▸ Directions for this task
Look through the data for the string "filled". Copy every line where it is found.

▸ Material to process

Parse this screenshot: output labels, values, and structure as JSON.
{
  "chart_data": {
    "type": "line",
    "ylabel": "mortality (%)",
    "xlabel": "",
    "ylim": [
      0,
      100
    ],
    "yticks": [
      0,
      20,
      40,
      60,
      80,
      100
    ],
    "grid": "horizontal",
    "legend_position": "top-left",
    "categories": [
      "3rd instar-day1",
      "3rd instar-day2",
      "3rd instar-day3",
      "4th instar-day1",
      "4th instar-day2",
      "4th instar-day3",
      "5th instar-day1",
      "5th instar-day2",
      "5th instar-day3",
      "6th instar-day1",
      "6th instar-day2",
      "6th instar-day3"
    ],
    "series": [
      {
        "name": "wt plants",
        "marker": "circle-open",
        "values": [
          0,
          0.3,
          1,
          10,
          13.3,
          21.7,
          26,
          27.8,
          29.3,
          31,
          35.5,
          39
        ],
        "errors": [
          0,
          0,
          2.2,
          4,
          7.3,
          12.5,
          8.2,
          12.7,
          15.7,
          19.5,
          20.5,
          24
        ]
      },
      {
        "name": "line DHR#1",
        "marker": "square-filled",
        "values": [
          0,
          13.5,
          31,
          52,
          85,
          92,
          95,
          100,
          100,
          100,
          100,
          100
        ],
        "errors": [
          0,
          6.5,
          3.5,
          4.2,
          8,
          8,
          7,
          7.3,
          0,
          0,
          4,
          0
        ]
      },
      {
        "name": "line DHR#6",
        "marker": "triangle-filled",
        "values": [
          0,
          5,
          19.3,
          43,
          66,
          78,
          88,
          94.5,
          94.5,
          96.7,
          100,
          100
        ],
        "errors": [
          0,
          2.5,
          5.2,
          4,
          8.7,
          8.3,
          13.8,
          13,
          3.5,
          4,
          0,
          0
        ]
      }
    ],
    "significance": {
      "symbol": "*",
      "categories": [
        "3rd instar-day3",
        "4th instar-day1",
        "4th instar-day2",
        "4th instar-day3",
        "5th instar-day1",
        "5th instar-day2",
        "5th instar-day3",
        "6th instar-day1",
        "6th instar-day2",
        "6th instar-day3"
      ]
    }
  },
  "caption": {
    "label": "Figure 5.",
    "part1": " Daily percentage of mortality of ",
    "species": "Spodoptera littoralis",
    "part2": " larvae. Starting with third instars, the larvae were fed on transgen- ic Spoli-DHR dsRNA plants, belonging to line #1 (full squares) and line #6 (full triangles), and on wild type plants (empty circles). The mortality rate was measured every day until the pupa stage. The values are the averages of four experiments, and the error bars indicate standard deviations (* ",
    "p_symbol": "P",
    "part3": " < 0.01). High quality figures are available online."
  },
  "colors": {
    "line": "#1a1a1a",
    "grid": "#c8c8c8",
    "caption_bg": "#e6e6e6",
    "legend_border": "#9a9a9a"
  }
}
==
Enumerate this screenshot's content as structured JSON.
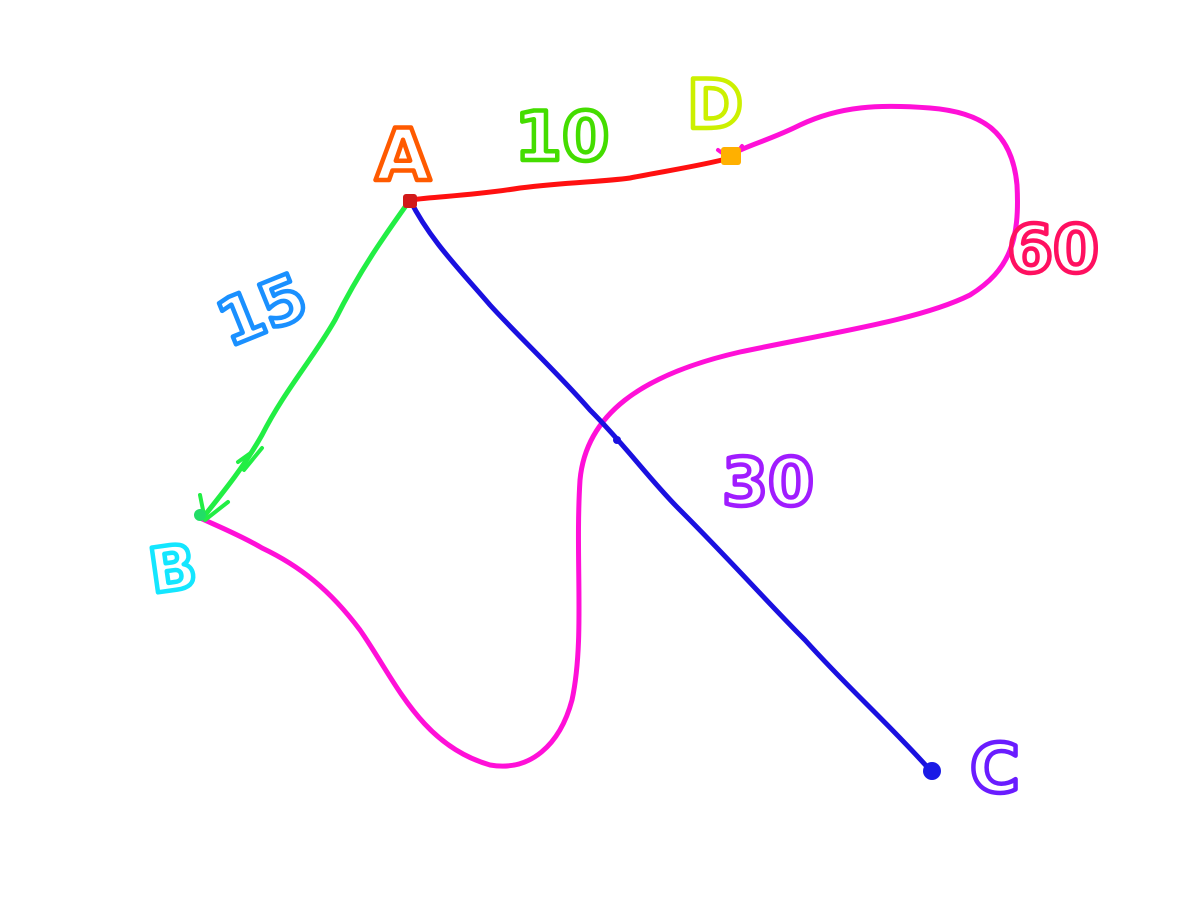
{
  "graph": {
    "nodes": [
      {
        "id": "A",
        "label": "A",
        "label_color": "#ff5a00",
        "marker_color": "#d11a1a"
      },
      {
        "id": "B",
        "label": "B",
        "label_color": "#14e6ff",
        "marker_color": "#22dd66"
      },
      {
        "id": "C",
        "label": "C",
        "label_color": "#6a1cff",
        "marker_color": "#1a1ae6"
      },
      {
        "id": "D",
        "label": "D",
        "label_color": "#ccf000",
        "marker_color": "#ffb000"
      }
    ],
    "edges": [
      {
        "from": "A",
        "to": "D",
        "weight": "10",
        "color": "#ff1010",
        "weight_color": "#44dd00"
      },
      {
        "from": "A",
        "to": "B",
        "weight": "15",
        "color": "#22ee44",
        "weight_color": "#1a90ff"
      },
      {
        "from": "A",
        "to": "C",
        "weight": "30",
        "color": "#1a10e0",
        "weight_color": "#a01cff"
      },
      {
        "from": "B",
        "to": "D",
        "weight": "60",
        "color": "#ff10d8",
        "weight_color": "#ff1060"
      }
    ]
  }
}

▸ Exercise output
        "marker": "square-filled",
        "marker": "triangle-filled",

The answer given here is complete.